Data extracted from a collection
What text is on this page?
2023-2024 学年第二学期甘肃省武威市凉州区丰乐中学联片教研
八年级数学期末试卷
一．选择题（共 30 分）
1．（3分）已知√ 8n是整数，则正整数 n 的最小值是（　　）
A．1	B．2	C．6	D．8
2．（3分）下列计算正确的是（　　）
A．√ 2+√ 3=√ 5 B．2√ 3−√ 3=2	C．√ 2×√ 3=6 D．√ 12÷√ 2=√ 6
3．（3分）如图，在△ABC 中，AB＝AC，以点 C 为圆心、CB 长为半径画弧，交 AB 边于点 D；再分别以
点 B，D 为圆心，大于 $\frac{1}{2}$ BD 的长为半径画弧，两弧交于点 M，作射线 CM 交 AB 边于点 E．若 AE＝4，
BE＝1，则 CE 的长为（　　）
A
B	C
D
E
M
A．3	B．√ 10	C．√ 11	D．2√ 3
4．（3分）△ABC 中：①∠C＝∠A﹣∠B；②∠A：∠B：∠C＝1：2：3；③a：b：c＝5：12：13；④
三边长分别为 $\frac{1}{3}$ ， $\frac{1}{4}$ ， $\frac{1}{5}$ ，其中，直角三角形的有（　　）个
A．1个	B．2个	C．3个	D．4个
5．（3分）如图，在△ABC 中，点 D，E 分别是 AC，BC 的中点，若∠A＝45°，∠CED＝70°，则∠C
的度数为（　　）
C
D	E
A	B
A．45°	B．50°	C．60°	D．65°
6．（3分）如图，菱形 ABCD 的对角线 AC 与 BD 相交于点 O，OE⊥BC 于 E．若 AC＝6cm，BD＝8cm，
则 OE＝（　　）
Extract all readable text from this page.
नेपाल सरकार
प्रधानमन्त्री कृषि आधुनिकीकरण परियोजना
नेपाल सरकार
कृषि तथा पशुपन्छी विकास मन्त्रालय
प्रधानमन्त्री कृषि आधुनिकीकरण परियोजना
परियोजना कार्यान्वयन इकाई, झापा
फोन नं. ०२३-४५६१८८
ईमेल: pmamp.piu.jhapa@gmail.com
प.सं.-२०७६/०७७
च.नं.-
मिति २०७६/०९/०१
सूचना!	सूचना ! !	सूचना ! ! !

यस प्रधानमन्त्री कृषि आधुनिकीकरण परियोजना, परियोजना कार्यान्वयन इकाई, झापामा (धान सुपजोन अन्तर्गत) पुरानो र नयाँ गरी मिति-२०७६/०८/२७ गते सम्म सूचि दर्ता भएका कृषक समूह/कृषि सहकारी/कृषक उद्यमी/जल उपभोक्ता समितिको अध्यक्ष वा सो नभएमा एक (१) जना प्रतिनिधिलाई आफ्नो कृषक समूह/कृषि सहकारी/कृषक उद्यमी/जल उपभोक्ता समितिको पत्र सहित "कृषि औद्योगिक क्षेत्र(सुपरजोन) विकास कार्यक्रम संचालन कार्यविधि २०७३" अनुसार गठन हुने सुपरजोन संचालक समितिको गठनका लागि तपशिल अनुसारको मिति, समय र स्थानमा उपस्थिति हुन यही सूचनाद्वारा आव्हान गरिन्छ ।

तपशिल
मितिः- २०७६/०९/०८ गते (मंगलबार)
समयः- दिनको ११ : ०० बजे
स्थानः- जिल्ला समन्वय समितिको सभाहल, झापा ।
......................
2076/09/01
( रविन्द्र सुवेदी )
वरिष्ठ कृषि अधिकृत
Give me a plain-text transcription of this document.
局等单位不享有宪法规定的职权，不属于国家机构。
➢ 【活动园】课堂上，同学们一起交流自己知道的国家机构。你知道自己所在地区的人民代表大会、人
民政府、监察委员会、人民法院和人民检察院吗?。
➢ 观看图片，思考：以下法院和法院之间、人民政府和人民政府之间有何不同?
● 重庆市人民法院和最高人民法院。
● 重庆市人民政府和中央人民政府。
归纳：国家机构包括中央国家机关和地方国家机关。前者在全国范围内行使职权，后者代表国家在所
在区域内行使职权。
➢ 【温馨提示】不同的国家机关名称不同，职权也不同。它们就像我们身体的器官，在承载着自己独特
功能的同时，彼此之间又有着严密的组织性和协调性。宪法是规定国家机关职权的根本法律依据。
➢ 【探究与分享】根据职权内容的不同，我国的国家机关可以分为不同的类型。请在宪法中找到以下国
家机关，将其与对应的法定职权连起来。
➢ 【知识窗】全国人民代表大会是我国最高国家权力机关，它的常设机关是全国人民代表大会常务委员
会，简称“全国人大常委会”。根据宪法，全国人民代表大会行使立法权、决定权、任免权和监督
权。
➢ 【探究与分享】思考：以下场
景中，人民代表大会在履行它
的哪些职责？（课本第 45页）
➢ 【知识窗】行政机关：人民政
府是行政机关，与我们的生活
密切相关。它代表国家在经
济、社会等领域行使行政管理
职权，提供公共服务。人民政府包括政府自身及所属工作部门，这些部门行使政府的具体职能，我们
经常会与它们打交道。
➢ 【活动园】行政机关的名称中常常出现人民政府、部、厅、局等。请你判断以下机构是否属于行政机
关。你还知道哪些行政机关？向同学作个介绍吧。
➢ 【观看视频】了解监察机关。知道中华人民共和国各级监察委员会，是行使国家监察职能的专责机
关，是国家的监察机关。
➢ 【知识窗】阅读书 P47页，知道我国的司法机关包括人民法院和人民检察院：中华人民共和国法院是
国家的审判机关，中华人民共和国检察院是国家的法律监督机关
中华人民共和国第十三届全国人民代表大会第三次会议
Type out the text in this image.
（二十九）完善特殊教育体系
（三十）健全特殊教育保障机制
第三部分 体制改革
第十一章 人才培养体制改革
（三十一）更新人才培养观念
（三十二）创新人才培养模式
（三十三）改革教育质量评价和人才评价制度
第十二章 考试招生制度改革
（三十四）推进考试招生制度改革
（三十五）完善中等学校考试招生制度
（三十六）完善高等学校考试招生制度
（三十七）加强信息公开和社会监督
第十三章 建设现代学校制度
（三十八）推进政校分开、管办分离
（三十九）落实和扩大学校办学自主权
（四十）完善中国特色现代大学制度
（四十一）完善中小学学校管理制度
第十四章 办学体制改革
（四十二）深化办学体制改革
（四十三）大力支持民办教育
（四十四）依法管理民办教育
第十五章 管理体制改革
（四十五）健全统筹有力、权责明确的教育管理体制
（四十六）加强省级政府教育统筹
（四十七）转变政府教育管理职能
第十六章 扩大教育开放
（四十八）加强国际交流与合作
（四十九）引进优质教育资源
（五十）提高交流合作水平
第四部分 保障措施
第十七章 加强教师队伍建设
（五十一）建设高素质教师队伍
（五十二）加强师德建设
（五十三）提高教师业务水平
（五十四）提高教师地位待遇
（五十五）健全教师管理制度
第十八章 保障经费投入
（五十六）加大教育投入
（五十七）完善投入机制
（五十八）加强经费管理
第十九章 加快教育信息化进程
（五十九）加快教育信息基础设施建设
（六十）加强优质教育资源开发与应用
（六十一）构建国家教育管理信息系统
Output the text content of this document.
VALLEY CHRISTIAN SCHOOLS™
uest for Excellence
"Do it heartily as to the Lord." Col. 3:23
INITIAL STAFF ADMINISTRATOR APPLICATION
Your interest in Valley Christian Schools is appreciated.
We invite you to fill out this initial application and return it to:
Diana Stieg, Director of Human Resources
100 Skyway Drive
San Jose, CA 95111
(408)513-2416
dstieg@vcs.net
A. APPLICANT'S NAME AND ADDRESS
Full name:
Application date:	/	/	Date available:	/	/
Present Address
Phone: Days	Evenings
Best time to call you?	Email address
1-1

## What the exercise asks
Reproduce every record above exactly as it appears.

## Solution for this exercise
What text is on this page?
2023-2024 学年第二学期甘肃省武威市凉州区丰乐中学联片教研
八年级数学期末试卷
一．选择题（共 30 分）
1．（3分）已知√ 8n是整数，则正整数 n 的最小值是（　　）
A．1	B．2	C．6	D．8
2．（3分）下列计算正确的是（　　）
A．√ 2+√ 3=√ 5 B．2√ 3−√ 3=2	C．√ 2×√ 3=6 D．√ 12÷√ 2=√ 6
3．（3分）如图，在△ABC 中，AB＝AC，以点 C 为圆心、CB 长为半径画弧，交 AB 边于点 D；再分别以
点 B，D 为圆心，大于 $\frac{1}{2}$ BD 的长为半径画弧，两弧交于点 M，作射线 CM 交 AB 边于点 E．若 AE＝4，
BE＝1，则 CE 的长为（　　）
A
B	C
D
E
M
A．3	B．√ 10	C．√ 11	D．2√ 3
4．（3分）△ABC 中：①∠C＝∠A﹣∠B；②∠A：∠B：∠C＝1：2：3；③a：b：c＝5：12：13；④
三边长分别为 $\frac{1}{3}$ ， $\frac{1}{4}$ ， $\frac{1}{5}$ ，其中，直角三角形的有（　　）个
A．1个	B．2个	C．3个	D．4个
5．（3分）如图，在△ABC 中，点 D，E 分别是 AC，BC 的中点，若∠A＝45°，∠CED＝70°，则∠C
的度数为（　　）
C
D	E
A	B
A．45°	B．50°	C．60°	D．65°
6．（3分）如图，菱形 ABCD 的对角线 AC 与 BD 相交于点 O，OE⊥BC 于 E．若 AC＝6cm，BD＝8cm，
则 OE＝（　　）
Extract all readable text from this page.
नेपाल सरकार
प्रधानमन्त्री कृषि आधुनिकीकरण परियोजना
नेपाल सरकार
कृषि तथा पशुपन्छी विकास मन्त्रालय
प्रधानमन्त्री कृषि आधुनिकीकरण परियोजना
परियोजना कार्यान्वयन इकाई, झापा
फोन नं. ०२३-४५६१८८
ईमेल: pmamp.piu.jhapa@gmail.com
प.सं.-२०७६/०७७
च.नं.-
मिति २०७६/०९/०१
सूचना!	सूचना ! !	सूचना ! ! !

यस प्रधानमन्त्री कृषि आधुनिकीकरण परियोजना, परियोजना कार्यान्वयन इकाई, झापामा (धान सुपजोन अन्तर्गत) पुरानो र नयाँ गरी मिति-२०७६/०८/२७ गते सम्म सूचि दर्ता भएका कृषक समूह/कृषि सहकारी/कृषक उद्यमी/जल उपभोक्ता समितिको अध्यक्ष वा सो नभएमा एक (१) जना प्रतिनिधिलाई आफ्नो कृषक समूह/कृषि सहकारी/कृषक उद्यमी/जल उपभोक्ता समितिको पत्र सहित "कृषि औद्योगिक क्षेत्र(सुपरजोन) विकास कार्यक्रम संचालन कार्यविधि २०७३" अनुसार गठन हुने सुपरजोन संचालक समितिको गठनका लागि तपशिल अनुसारको मिति, समय र स्थानमा उपस्थिति हुन यही सूचनाद्वारा आव्हान गरिन्छ ।

तपशिल
मितिः- २०७६/०९/०८ गते (मंगलबार)
समयः- दिनको ११ : ०० बजे
स्थानः- जिल्ला समन्वय समितिको सभाहल, झापा ।
......................
2076/09/01
( रविन्द्र सुवेदी )
वरिष्ठ कृषि अधिकृत
Give me a plain-text transcription of this document.
局等单位不享有宪法规定的职权，不属于国家机构。
➢ 【活动园】课堂上，同学们一起交流自己知道的国家机构。你知道自己所在地区的人民代表大会、人
民政府、监察委员会、人民法院和人民检察院吗?。
➢ 观看图片，思考：以下法院和法院之间、人民政府和人民政府之间有何不同?
● 重庆市人民法院和最高人民法院。
● 重庆市人民政府和中央人民政府。
归纳：国家机构包括中央国家机关和地方国家机关。前者在全国范围内行使职权，后者代表国家在所
在区域内行使职权。
➢ 【温馨提示】不同的国家机关名称不同，职权也不同。它们就像我们身体的器官，在承载着自己独特
功能的同时，彼此之间又有着严密的组织性和协调性。宪法是规定国家机关职权的根本法律依据。
➢ 【探究与分享】根据职权内容的不同，我国的国家机关可以分为不同的类型。请在宪法中找到以下国
家机关，将其与对应的法定职权连起来。
➢ 【知识窗】全国人民代表大会是我国最高国家权力机关，它的常设机关是全国人民代表大会常务委员
会，简称“全国人大常委会”。根据宪法，全国人民代表大会行使立法权、决定权、任免权和监督
权。
➢ 【探究与分享】思考：以下场
景中，人民代表大会在履行它
的哪些职责？（课本第 45页）
➢ 【知识窗】行政机关：人民政
府是行政机关，与我们的生活
密切相关。它代表国家在经
济、社会等领域行使行政管理
职权，提供公共服务。人民政府包括政府自身及所属工作部门，这些部门行使政府的具体职能，我们
经常会与它们打交道。
➢ 【活动园】行政机关的名称中常常出现人民政府、部、厅、局等。请你判断以下机构是否属于行政机
关。你还知道哪些行政机关？向同学作个介绍吧。
➢ 【观看视频】了解监察机关。知道中华人民共和国各级监察委员会，是行使国家监察职能的专责机
关，是国家的监察机关。
➢ 【知识窗】阅读书 P47页，知道我国的司法机关包括人民法院和人民检察院：中华人民共和国法院是
国家的审判机关，中华人民共和国检察院是国家的法律监督机关
中华人民共和国第十三届全国人民代表大会第三次会议
Type out the text in this image.
（二十九）完善特殊教育体系
（三十）健全特殊教育保障机制
第三部分 体制改革
第十一章 人才培养体制改革
（三十一）更新人才培养观念
（三十二）创新人才培养模式
（三十三）改革教育质量评价和人才评价制度
第十二章 考试招生制度改革
（三十四）推进考试招生制度改革
（三十五）完善中等学校考试招生制度
（三十六）完善高等学校考试招生制度
（三十七）加强信息公开和社会监督
第十三章 建设现代学校制度
（三十八）推进政校分开、管办分离
（三十九）落实和扩大学校办学自主权
（四十）完善中国特色现代大学制度
（四十一）完善中小学学校管理制度
第十四章 办学体制改革
（四十二）深化办学体制改革
（四十三）大力支持民办教育
（四十四）依法管理民办教育
第十五章 管理体制改革
（四十五）健全统筹有力、权责明确的教育管理体制
（四十六）加强省级政府教育统筹
（四十七）转变政府教育管理职能
第十六章 扩大教育开放
（四十八）加强国际交流与合作
（四十九）引进优质教育资源
（五十）提高交流合作水平
第四部分 保障措施
第十七章 加强教师队伍建设
（五十一）建设高素质教师队伍
（五十二）加强师德建设
（五十三）提高教师业务水平
（五十四）提高教师地位待遇
（五十五）健全教师管理制度
第十八章 保障经费投入
（五十六）加大教育投入
（五十七）完善投入机制
（五十八）加强经费管理
第十九章 加快教育信息化进程
（五十九）加快教育信息基础设施建设
（六十）加强优质教育资源开发与应用
（六十一）构建国家教育管理信息系统
Output the text content of this document.
VALLEY CHRISTIAN SCHOOLS™
uest for Excellence
"Do it heartily as to the Lord." Col. 3:23
INITIAL STAFF ADMINISTRATOR APPLICATION
Your interest in Valley Christian Schools is appreciated.
We invite you to fill out this initial application and return it to:
Diana Stieg, Director of Human Resources
100 Skyway Drive
San Jose, CA 95111
(408)513-2416
dstieg@vcs.net
A. APPLICANT'S NAME AND ADDRESS
Full name:
Application date:	/	/	Date available:	/	/
Present Address
Phone: Days	Evenings
Best time to call you?	Email address
1-1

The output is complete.